* **What you should do**
Extract the full set of records that follows, word for word.

* **Entries supplied**

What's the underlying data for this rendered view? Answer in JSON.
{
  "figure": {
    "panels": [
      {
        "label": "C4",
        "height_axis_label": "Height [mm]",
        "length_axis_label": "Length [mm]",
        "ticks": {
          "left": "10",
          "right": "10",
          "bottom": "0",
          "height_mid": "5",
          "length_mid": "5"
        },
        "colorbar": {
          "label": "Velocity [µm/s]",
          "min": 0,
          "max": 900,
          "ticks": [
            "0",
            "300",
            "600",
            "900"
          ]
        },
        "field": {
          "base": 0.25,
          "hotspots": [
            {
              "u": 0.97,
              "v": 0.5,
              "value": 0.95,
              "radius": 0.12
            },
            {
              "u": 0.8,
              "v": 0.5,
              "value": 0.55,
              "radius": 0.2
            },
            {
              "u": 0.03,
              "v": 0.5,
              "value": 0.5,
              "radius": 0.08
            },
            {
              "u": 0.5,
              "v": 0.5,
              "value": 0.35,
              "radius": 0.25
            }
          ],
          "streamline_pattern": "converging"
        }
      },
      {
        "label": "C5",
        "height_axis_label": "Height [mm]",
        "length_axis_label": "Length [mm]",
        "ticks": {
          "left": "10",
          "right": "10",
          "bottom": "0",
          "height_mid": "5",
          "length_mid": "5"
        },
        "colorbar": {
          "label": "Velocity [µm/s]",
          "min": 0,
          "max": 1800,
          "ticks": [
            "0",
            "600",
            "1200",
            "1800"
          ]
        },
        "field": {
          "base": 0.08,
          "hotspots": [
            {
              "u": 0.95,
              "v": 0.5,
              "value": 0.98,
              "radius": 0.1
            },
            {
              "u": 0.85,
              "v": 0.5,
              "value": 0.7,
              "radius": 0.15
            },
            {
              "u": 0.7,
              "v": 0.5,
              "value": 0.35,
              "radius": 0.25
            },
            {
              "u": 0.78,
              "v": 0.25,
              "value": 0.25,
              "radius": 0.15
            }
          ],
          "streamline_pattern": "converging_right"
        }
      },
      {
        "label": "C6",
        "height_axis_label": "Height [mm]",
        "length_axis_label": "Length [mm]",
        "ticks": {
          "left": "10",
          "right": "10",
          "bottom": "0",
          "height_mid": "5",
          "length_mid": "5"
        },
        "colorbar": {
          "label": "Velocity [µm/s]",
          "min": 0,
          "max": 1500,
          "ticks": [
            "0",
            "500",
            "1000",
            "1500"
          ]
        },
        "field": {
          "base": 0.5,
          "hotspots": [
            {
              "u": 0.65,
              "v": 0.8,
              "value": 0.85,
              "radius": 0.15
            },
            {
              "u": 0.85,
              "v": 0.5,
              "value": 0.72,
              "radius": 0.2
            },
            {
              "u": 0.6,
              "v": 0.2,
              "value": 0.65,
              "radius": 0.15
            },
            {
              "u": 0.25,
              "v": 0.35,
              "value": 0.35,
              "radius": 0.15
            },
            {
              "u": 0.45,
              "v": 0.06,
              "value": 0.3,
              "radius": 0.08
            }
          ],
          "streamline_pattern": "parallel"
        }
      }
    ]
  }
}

* **Solution to this task**
What's the underlying data for this rendered view? Answer in JSON.
{
  "figure": {
    "panels": [
      {
        "label": "C4",
        "height_axis_label": "Height [mm]",
        "length_axis_label": "Length [mm]",
        "ticks": {
          "left": "10",
          "right": "10",
          "bottom": "0",
          "height_mid": "5",
          "length_mid": "5"
        },
        "colorbar": {
          "label": "Velocity [µm/s]",
          "min": 0,
          "max": 900,
          "ticks": [
            "0",
            "300",
            "600",
            "900"
          ]
        },
        "field": {
          "base": 0.25,
          "hotspots": [
            {
              "u": 0.97,
              "v": 0.5,
              "value": 0.95,
              "radius": 0.12
            },
            {
              "u": 0.8,
              "v": 0.5,
              "value": 0.55,
              "radius": 0.2
            },
            {
              "u": 0.03,
              "v": 0.5,
              "value": 0.5,
              "radius": 0.08
            },
            {
              "u": 0.5,
              "v": 0.5,
              "value": 0.35,
              "radius": 0.25
            }
          ],
          "streamline_pattern": "converging"
        }
      },
      {
        "label": "C5",
        "height_axis_label": "Height [mm]",
        "length_axis_label": "Length [mm]",
        "ticks": {
          "left": "10",
          "right": "10",
          "bottom": "0",
          "height_mid": "5",
          "length_mid": "5"
        },
        "colorbar": {
          "label": "Velocity [µm/s]",
          "min": 0,
          "max": 1800,
          "ticks": [
            "0",
            "600",
            "1200",
            "1800"
          ]
        },
        "field": {
          "base": 0.08,
          "hotspots": [
            {
              "u": 0.95,
              "v": 0.5,
              "value": 0.98,
              "radius": 0.1
            },
            {
              "u": 0.85,
              "v": 0.5,
              "value": 0.7,
              "radius": 0.15
            },
            {
              "u": 0.7,
              "v": 0.5,
              "value": 0.35,
              "radius": 0.25
            },
            {
              "u": 0.78,
              "v": 0.25,
              "value": 0.25,
              "radius": 0.15
            }
          ],
          "streamline_pattern": "converging_right"
        }
      },
      {
        "label": "C6",
        "height_axis_label": "Height [mm]",
        "length_axis_label": "Length [mm]",
        "ticks": {
          "left": "10",
          "right": "10",
          "bottom": "0",
          "height_mid": "5",
          "length_mid": "5"
        },
        "colorbar": {
          "label": "Velocity [µm/s]",
          "min": 0,
          "max": 1500,
          "ticks": [
            "0",
            "500",
            "1000",
            "1500"
          ]
        },
        "field": {
          "base": 0.5,
          "hotspots": [
            {
              "u": 0.65,
              "v": 0.8,
              "value": 0.85,
              "radius": 0.15
            },
            {
              "u": 0.85,
              "v": 0.5,
              "value": 0.72,
              "radius": 0.2
            },
            {
              "u": 0.6,
              "v": 0.2,
              "value": 0.65,
              "radius": 0.15
            },
            {
              "u": 0.25,
              "v": 0.35,
              "value": 0.35,
              "radius": 0.15
            },
            {
              "u": 0.45,
              "v": 0.06,
              "value": 0.3,
              "radius": 0.08
            }
          ],
          "streamline_pattern": "parallel"
        }
      }
    ]
  }
}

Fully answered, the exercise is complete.